* What to produce: Copy the rows verbatim from the line with "author-link[interactable]: fayyad —" to the line with "rsi-pane[interactable]: RSI (14, close)", including both of those lines.

* Record list:
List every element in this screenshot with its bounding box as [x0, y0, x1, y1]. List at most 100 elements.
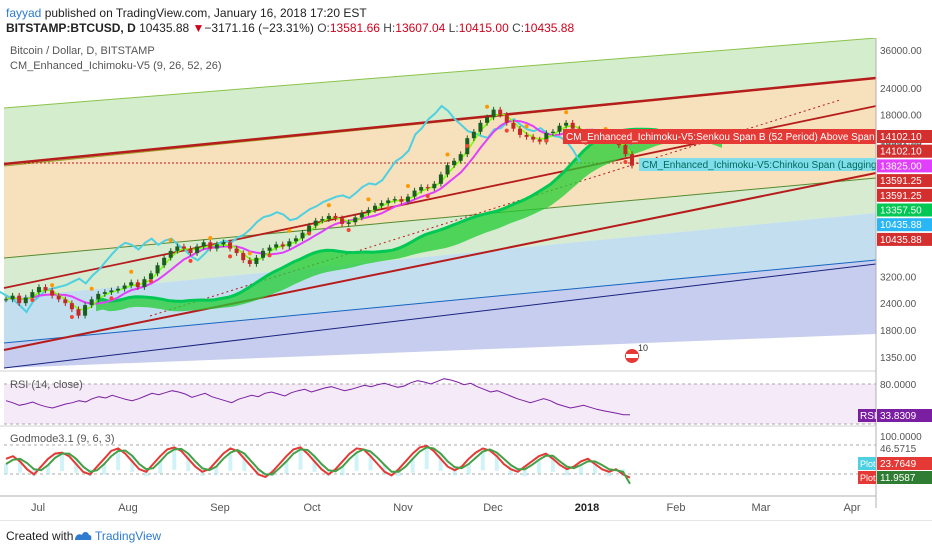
author-link[interactable]: fayyad — [6, 6, 42, 20]
signal-dot — [89, 286, 94, 291]
price-tag-bg — [877, 203, 932, 217]
godmode-shade-bar — [214, 466, 219, 476]
candle — [43, 287, 48, 291]
price-tag: 14102.10 — [877, 144, 932, 158]
godmode-shade-bar — [32, 469, 37, 477]
tradingview-link[interactable]: TradingView — [95, 529, 162, 543]
candle — [452, 160, 457, 166]
price-tag-text: 13591.25 — [880, 176, 922, 187]
candle — [162, 257, 167, 266]
rsi-value-box — [877, 409, 932, 422]
price-tag-text: 13825.00 — [880, 161, 922, 172]
candle — [109, 290, 114, 293]
tradingview-logo-icon[interactable] — [74, 528, 92, 542]
x-tick-label: Mar — [752, 502, 771, 514]
rsi-pane[interactable]: RSI (14, close) — [0, 370, 932, 425]
high-value: 13607.04 — [395, 21, 446, 35]
candle — [366, 209, 371, 213]
candle — [201, 242, 206, 247]
godmode-shade-bar — [102, 464, 107, 475]
x-tick-label: Apr — [843, 502, 860, 514]
candle — [340, 218, 345, 224]
price-tag-bg — [877, 144, 932, 158]
godmode-shade-bar — [130, 455, 135, 472]
godmode-shade-bar — [550, 455, 555, 472]
candle — [17, 295, 22, 304]
godmode-shade-bar — [46, 465, 51, 475]
signal-dot — [69, 315, 74, 319]
price-pane[interactable]: CM_Enhanced_Ichimoku-V5:Senkou Span B (5… — [0, 38, 912, 370]
godmode-value-text: 11.9587 — [880, 473, 916, 484]
x-tick-label: Jul — [31, 502, 45, 514]
x-tick-label: Dec — [483, 502, 503, 514]
candle — [142, 279, 147, 288]
price-axis[interactable]: 36000.00 24000.00 18000.00 14102.10 13825.00… — [858, 38, 932, 508]
signal-dot — [366, 197, 371, 202]
price-tag-text: 13591.25 — [880, 191, 922, 202]
price-tag-bg — [877, 188, 932, 202]
candle — [320, 219, 325, 221]
channel-band-mid — [4, 78, 876, 258]
price-tags: 14102.10 14102.10 13825.00 13591.25 13591.25… — [877, 130, 932, 246]
x-tick-label: Feb — [667, 502, 686, 514]
candle — [168, 250, 173, 258]
time-axis[interactable]: Jul Aug Sep Oct Nov Dec 2018 Feb Mar Apr — [0, 495, 876, 514]
godmode-shade-bar — [284, 461, 289, 474]
trendline-upper[interactable] — [3, 76, 877, 166]
candle — [623, 145, 628, 155]
candle — [471, 131, 476, 139]
candle — [50, 290, 55, 296]
cloud-fill — [96, 129, 722, 312]
signal-dot — [623, 159, 628, 164]
godmode-shade-bar — [564, 466, 569, 476]
godmode-pane[interactable]: Godmode3.1 (9, 6, 3) — [0, 425, 932, 485]
price-tag-bg — [877, 159, 932, 173]
channel-line-3 — [3, 177, 877, 259]
channel-line-4 — [3, 259, 877, 344]
godmode-value-box — [877, 471, 932, 484]
channel-band-blue — [4, 213, 876, 343]
candle — [56, 295, 61, 300]
signal-dot — [544, 138, 549, 143]
rsi-tags: 80.0000 RSI 33.8309 — [858, 380, 932, 422]
candle — [326, 215, 331, 220]
price-tag: 14102.10 — [877, 130, 932, 143]
price-tag: 13591.25 — [877, 174, 932, 188]
x-tick-label: 2018 — [575, 502, 599, 514]
godmode-shade-bar — [536, 459, 541, 474]
candle — [10, 295, 15, 300]
signal-dot — [504, 128, 509, 133]
signal-dot — [247, 251, 252, 256]
candle — [432, 183, 437, 189]
chart-area[interactable]: CM_Enhanced_Ichimoku-V5:Senkou Span B (5… — [0, 38, 932, 520]
candle — [122, 285, 127, 289]
godmode-tag-text: Plot — [860, 459, 876, 469]
candle — [333, 215, 338, 219]
candle — [570, 122, 575, 129]
candle — [630, 154, 634, 166]
candle — [373, 205, 378, 210]
signal-dot — [564, 110, 569, 115]
open-value: 13581.66 — [329, 21, 380, 35]
flag-marker[interactable]: 10 — [625, 343, 648, 363]
candle — [386, 200, 391, 204]
candle — [392, 199, 397, 201]
candle — [557, 125, 562, 132]
x-tick-label: Sep — [210, 502, 230, 514]
godmode-tag-text: Plot — [860, 473, 876, 483]
candle — [485, 117, 490, 123]
candle — [346, 222, 351, 224]
godmode-tick-label: 46.5715 — [880, 444, 917, 455]
godmode-shade-bar — [4, 464, 8, 475]
footer: Created with TradingView — [0, 520, 932, 551]
trendline-lower[interactable] — [3, 172, 877, 351]
godmode-tag-box — [858, 457, 876, 470]
y-tick-label: 18000.00 — [880, 111, 922, 122]
signal-dot — [188, 258, 193, 263]
chart-header: fayyad published on TradingView.com, Jan… — [0, 0, 932, 40]
close-value: 10435.88 — [524, 21, 575, 35]
y-tick-label: 36000.00 — [880, 46, 922, 57]
candle — [300, 232, 305, 239]
y-tick-label: 13357.50 — [880, 139, 922, 150]
candle — [148, 273, 153, 280]
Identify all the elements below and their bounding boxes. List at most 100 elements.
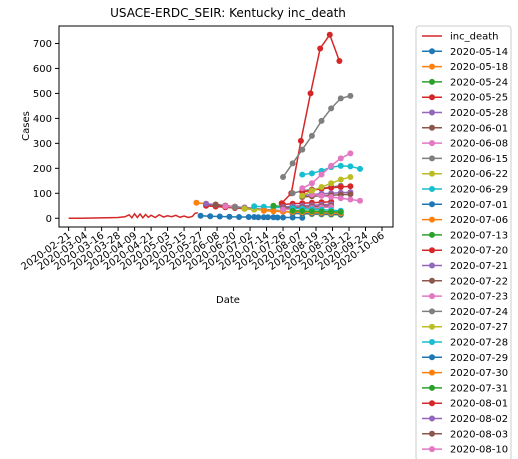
data-point [328, 180, 335, 187]
data-point [337, 209, 344, 216]
data-point [299, 146, 306, 153]
legend-label: 2020-07-27 [450, 322, 508, 333]
legend-box [415, 25, 512, 459]
data-point [289, 207, 296, 214]
x-axis-label: Date [216, 295, 240, 306]
data-point [289, 214, 296, 221]
y-tick-label: 0 [46, 214, 52, 225]
legend-marker [429, 186, 435, 192]
data-point [270, 202, 277, 209]
data-point [347, 150, 354, 157]
data-point [337, 176, 344, 183]
data-point [337, 155, 344, 162]
data-point [251, 203, 258, 210]
series-line [68, 212, 198, 220]
data-point [207, 213, 214, 220]
legend-label: 2020-07-20 [450, 246, 508, 257]
legend-label: 2020-08-01 [450, 399, 508, 410]
data-point [318, 171, 325, 178]
legend-label: 2020-05-14 [450, 47, 508, 58]
data-point [318, 117, 325, 124]
legend-label: 2020-06-29 [450, 185, 508, 196]
data-point [317, 45, 324, 52]
legend-entry: 2020-07-23 [422, 292, 508, 303]
legend-label: 2020-06-15 [450, 154, 508, 165]
data-point [337, 162, 344, 169]
legend-entry: 2020-05-18 [422, 62, 508, 73]
legend-marker [429, 216, 435, 223]
legend-entry: 2020-07-22 [422, 276, 508, 287]
data-point [308, 180, 315, 187]
data-point [280, 214, 287, 221]
legend-entry: 2020-05-14 [422, 47, 508, 58]
y-tick-label: 200 [33, 164, 52, 175]
data-point [289, 190, 296, 197]
legend: inc_death 2020-05-14 2020-05-18 2020-05-24 2… [415, 25, 512, 459]
data-point [357, 197, 364, 204]
data-point [336, 57, 343, 64]
legend-entry: 2020-07-30 [422, 368, 508, 379]
plot-area [68, 31, 364, 221]
legend-label: 2020-07-24 [450, 307, 508, 318]
legend-label: 2020-08-03 [450, 429, 508, 440]
legend-label: 2020-08-10 [450, 445, 508, 456]
series-inc-death [68, 212, 198, 220]
data-point [328, 194, 335, 201]
legend-marker [429, 94, 435, 101]
data-point [328, 184, 335, 191]
data-point [308, 187, 315, 194]
legend-marker [429, 446, 435, 453]
legend-label: inc_death [450, 32, 499, 43]
legend-label: 2020-06-08 [450, 139, 508, 150]
data-point [280, 174, 287, 181]
legend-marker [429, 430, 435, 437]
legend-marker [429, 140, 435, 147]
legend-marker [429, 262, 435, 269]
data-point [347, 163, 354, 170]
legend-entry: 2020-07-29 [422, 353, 508, 364]
y-tick-label: 300 [33, 139, 52, 150]
legend-marker [429, 78, 435, 85]
data-point [203, 200, 210, 207]
legend-entry: 2020-06-22 [422, 169, 508, 180]
data-point [347, 196, 354, 203]
legend-entry: 2020-07-24 [422, 307, 508, 318]
legend-entry: 2020-07-27 [422, 322, 508, 333]
data-point [260, 214, 267, 221]
legend-marker [429, 201, 435, 208]
legend-marker [429, 170, 435, 177]
data-point [241, 205, 248, 212]
data-point [337, 195, 344, 202]
data-point [347, 174, 354, 181]
legend-entry: 2020-07-28 [422, 338, 508, 349]
legend-label: 2020-07-13 [450, 230, 508, 241]
data-point [236, 214, 243, 221]
data-point [270, 208, 277, 215]
legend-entry: 2020-07-31 [422, 383, 508, 394]
data-point [308, 208, 315, 215]
legend-marker [429, 323, 435, 330]
data-point [337, 95, 344, 102]
legend-marker [429, 155, 435, 162]
legend-label: 2020-07-01 [450, 200, 508, 211]
chart-title: USACE-ERDC_SEIR: Kentucky inc_death [110, 6, 346, 20]
y-axis: 0 100 200 300 400 500 600 700 [33, 39, 59, 225]
data-point [357, 165, 364, 172]
legend-label: 2020-07-28 [450, 338, 508, 349]
data-point [297, 137, 304, 144]
legend-marker [429, 63, 435, 70]
y-tick-label: 400 [33, 114, 52, 125]
legend-marker [429, 354, 435, 361]
legend-marker [429, 48, 435, 55]
legend-entry: 2020-06-29 [422, 185, 508, 196]
legend-entry: 2020-06-08 [422, 139, 508, 150]
data-point [245, 214, 252, 221]
data-point [231, 204, 238, 211]
legend-marker [429, 109, 435, 116]
y-tick-label: 500 [33, 89, 52, 100]
legend-entry: 2020-07-13 [422, 230, 508, 241]
legend-marker [429, 400, 435, 407]
data-point [308, 132, 315, 139]
data-point [328, 208, 335, 215]
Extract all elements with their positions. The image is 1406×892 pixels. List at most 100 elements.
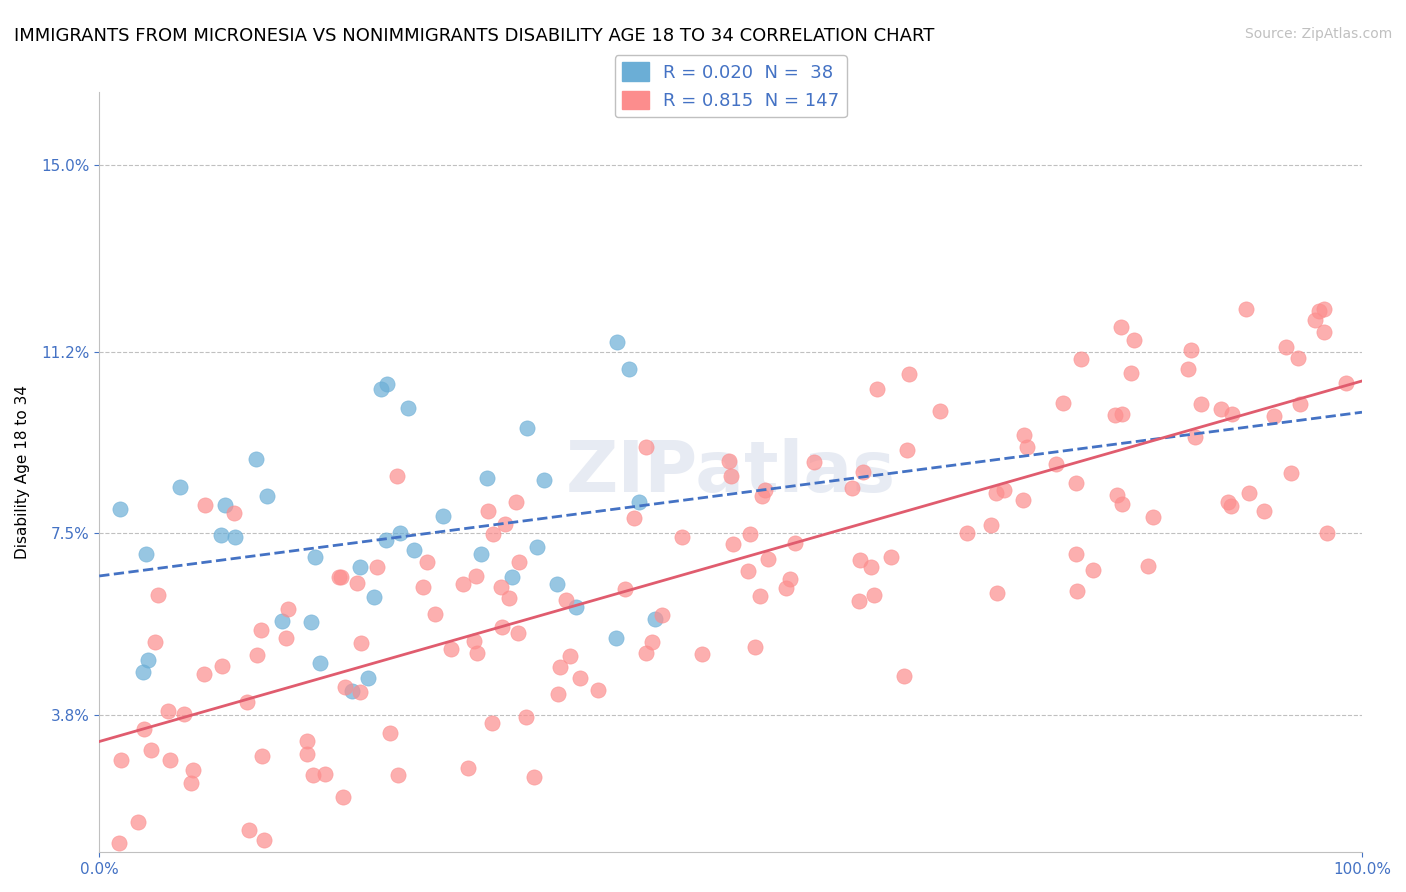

* Solution for this exercise:
author-link[interactable]: fayyad — [6, 6, 42, 20]
signal-dot — [89, 286, 94, 291]
price-tag-bg — [877, 203, 932, 217]
godmode-shade-bar — [214, 466, 219, 476]
candle — [43, 287, 48, 291]
price-tag: 14102.10 — [877, 144, 932, 158]
godmode-shade-bar — [32, 469, 37, 477]
tradingview-link[interactable]: TradingView — [95, 529, 162, 543]
candle — [452, 160, 457, 166]
price-tag-text: 13591.25 — [880, 176, 922, 187]
candle — [162, 257, 167, 266]
rsi-value-box — [877, 409, 932, 422]
price-tag-text: 13825.00 — [880, 161, 922, 172]
candle — [109, 290, 114, 293]
tradingview-logo-icon[interactable] — [74, 528, 92, 542]
x-tick-label: Mar — [752, 502, 771, 514]
rsi-pane[interactable]: RSI (14, close) — [0, 370, 932, 425]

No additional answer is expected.